- **Aim of the task**:
Output every entry exactly as written, skipping any pictures.

## Begin Input rows

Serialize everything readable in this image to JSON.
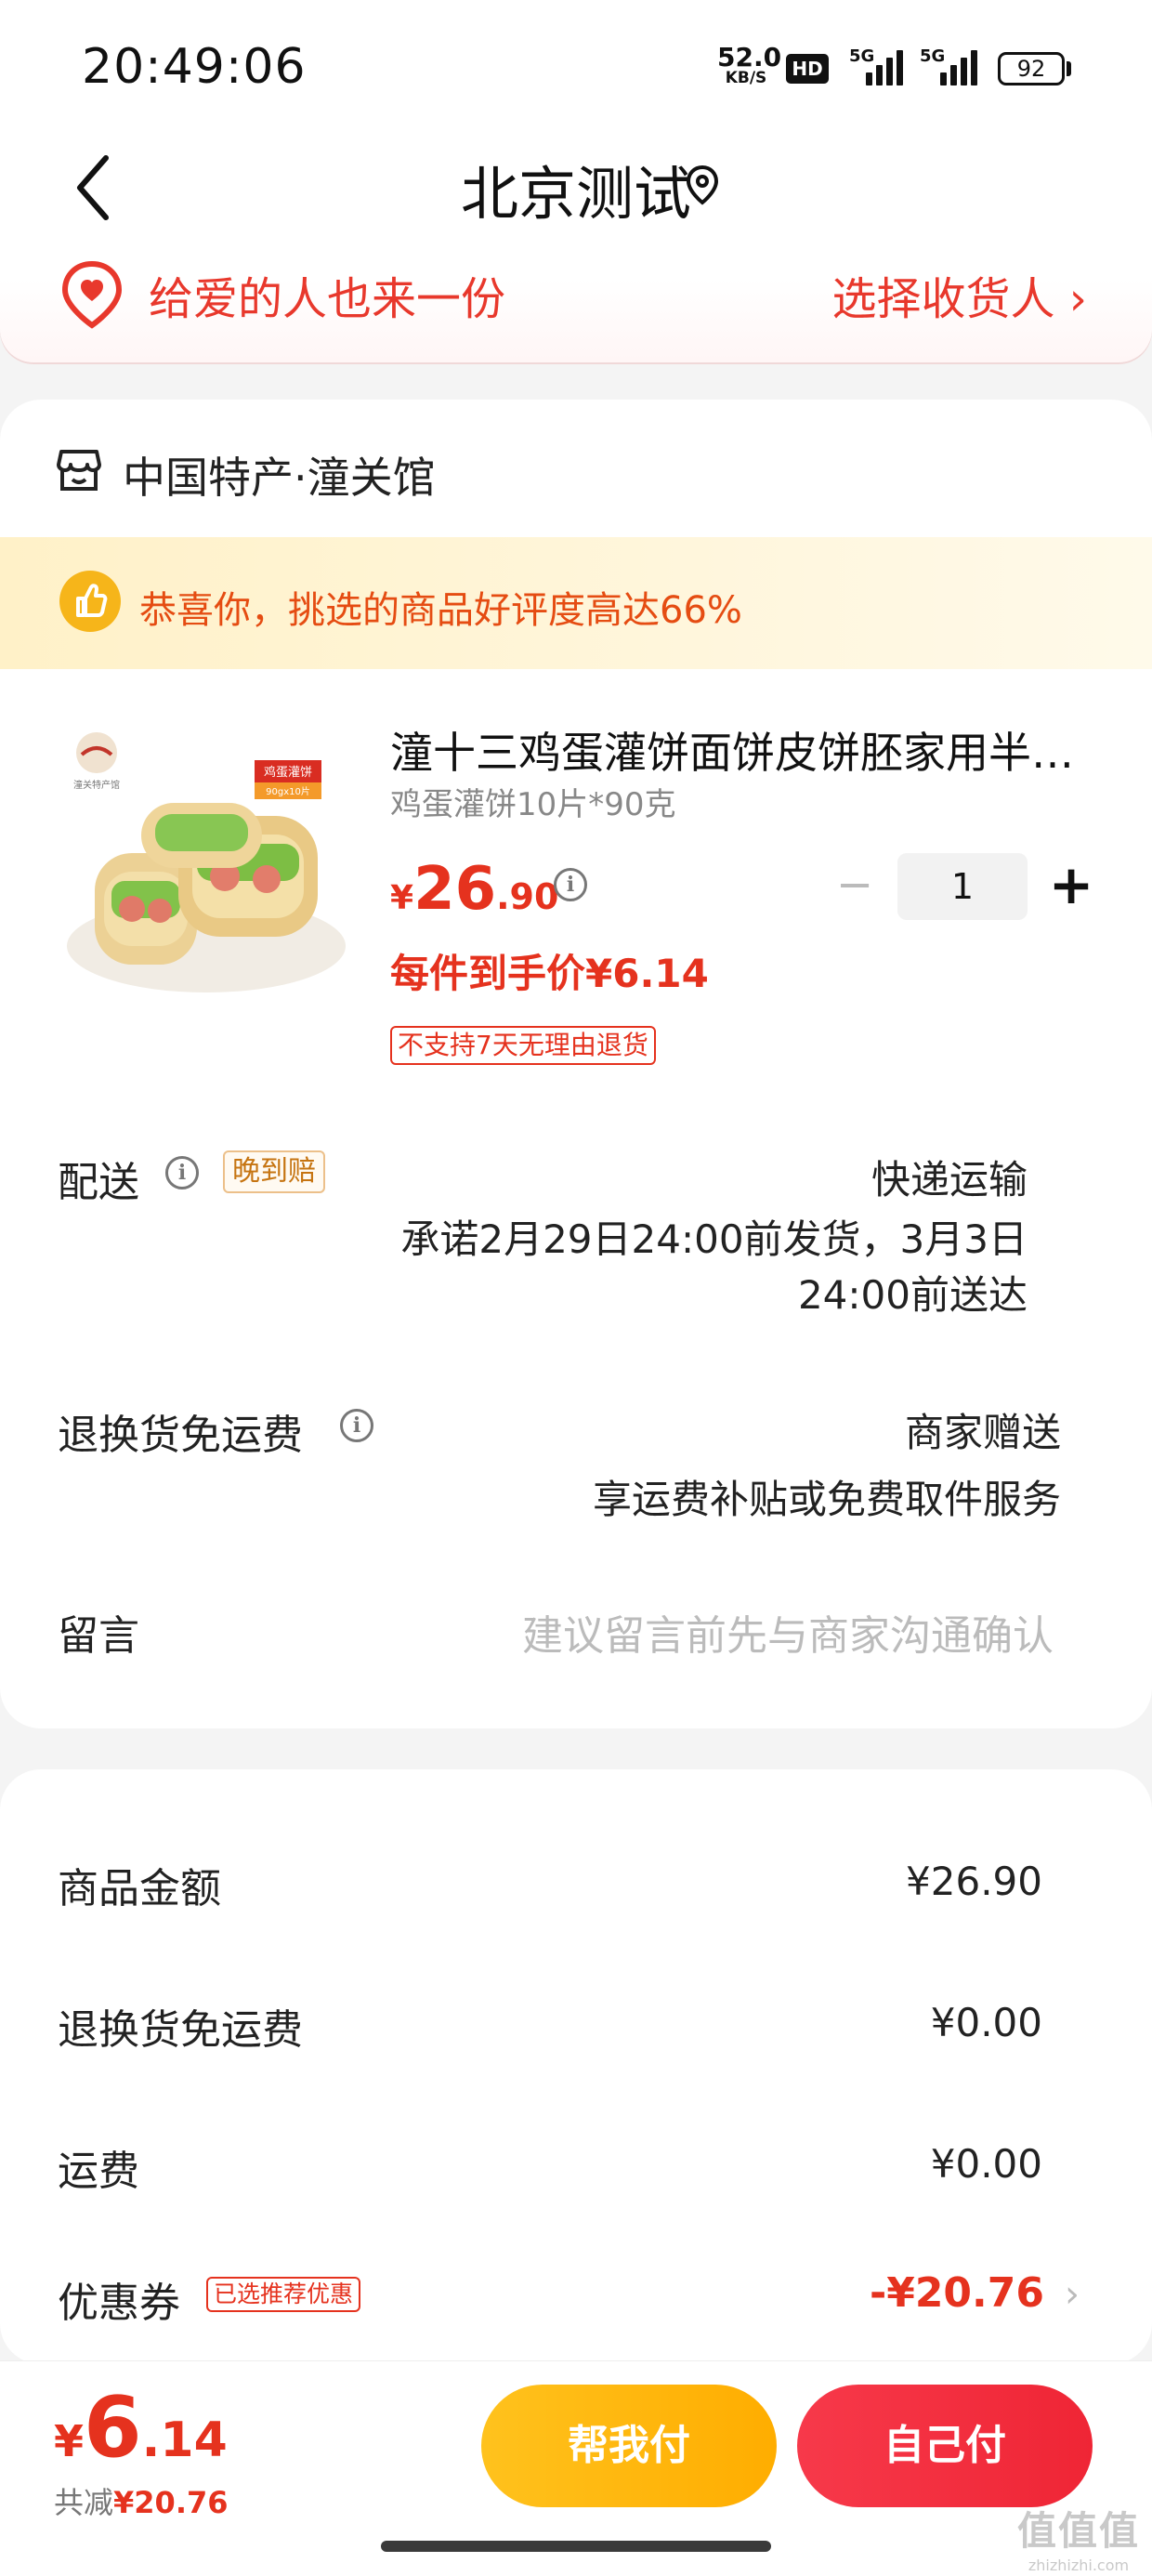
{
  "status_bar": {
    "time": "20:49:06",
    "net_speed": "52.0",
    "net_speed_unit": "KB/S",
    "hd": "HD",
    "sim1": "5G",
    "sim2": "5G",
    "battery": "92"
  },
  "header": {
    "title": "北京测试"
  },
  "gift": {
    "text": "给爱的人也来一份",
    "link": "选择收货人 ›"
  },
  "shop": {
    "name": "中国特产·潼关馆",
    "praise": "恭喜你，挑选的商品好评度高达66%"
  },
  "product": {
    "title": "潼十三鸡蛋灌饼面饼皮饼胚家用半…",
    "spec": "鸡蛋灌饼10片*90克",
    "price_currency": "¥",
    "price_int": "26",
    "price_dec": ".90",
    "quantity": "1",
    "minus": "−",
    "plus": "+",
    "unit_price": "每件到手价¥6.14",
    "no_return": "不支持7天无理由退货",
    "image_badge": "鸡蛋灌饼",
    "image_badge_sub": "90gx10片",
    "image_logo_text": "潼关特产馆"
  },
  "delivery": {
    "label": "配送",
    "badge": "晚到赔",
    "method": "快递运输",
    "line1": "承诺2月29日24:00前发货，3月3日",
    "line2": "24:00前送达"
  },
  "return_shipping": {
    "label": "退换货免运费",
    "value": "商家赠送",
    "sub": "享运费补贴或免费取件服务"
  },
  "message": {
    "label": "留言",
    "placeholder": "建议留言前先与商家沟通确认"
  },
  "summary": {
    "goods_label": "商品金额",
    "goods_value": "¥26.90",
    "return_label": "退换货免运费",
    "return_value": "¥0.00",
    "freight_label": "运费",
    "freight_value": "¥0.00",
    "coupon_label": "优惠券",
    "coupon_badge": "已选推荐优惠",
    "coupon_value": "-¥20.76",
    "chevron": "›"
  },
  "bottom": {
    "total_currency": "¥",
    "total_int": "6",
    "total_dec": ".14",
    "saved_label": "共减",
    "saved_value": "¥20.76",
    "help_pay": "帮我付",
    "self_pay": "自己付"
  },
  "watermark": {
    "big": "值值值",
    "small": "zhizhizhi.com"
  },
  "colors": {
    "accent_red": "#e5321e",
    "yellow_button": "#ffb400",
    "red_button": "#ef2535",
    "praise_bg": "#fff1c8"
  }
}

## End Input rows

- **Task answer**:
Serialize everything readable in this image to JSON.
{
  "status_bar": {
    "time": "20:49:06",
    "net_speed": "52.0",
    "net_speed_unit": "KB/S",
    "hd": "HD",
    "sim1": "5G",
    "sim2": "5G",
    "battery": "92"
  },
  "header": {
    "title": "北京测试"
  },
  "gift": {
    "text": "给爱的人也来一份",
    "link": "选择收货人 ›"
  },
  "shop": {
    "name": "中国特产·潼关馆",
    "praise": "恭喜你，挑选的商品好评度高达66%"
  },
  "product": {
    "title": "潼十三鸡蛋灌饼面饼皮饼胚家用半…",
    "spec": "鸡蛋灌饼10片*90克",
    "price_currency": "¥",
    "price_int": "26",
    "price_dec": ".90",
    "quantity": "1",
    "minus": "−",
    "plus": "+",
    "unit_price": "每件到手价¥6.14",
    "no_return": "不支持7天无理由退货",
    "image_badge": "鸡蛋灌饼",
    "image_badge_sub": "90gx10片",
    "image_logo_text": "潼关特产馆"
  },
  "delivery": {
    "label": "配送",
    "badge": "晚到赔",
    "method": "快递运输",
    "line1": "承诺2月29日24:00前发货，3月3日",
    "line2": "24:00前送达"
  },
  "return_shipping": {
    "label": "退换货免运费",
    "value": "商家赠送",
    "sub": "享运费补贴或免费取件服务"
  },
  "message": {
    "label": "留言",
    "placeholder": "建议留言前先与商家沟通确认"
  },
  "summary": {
    "goods_label": "商品金额",
    "goods_value": "¥26.90",
    "return_label": "退换货免运费",
    "return_value": "¥0.00",
    "freight_label": "运费",
    "freight_value": "¥0.00",
    "coupon_label": "优惠券",
    "coupon_badge": "已选推荐优惠",
    "coupon_value": "-¥20.76",
    "chevron": "›"
  },
  "bottom": {
    "total_currency": "¥",
    "total_int": "6",
    "total_dec": ".14",
    "saved_label": "共减",
    "saved_value": "¥20.76",
    "help_pay": "帮我付",
    "self_pay": "自己付"
  },
  "watermark": {
    "big": "值值值",
    "small": "zhizhizhi.com"
  },
  "colors": {
    "accent_red": "#e5321e",
    "yellow_button": "#ffb400",
    "red_button": "#ef2535",
    "praise_bg": "#fff1c8"
  }
}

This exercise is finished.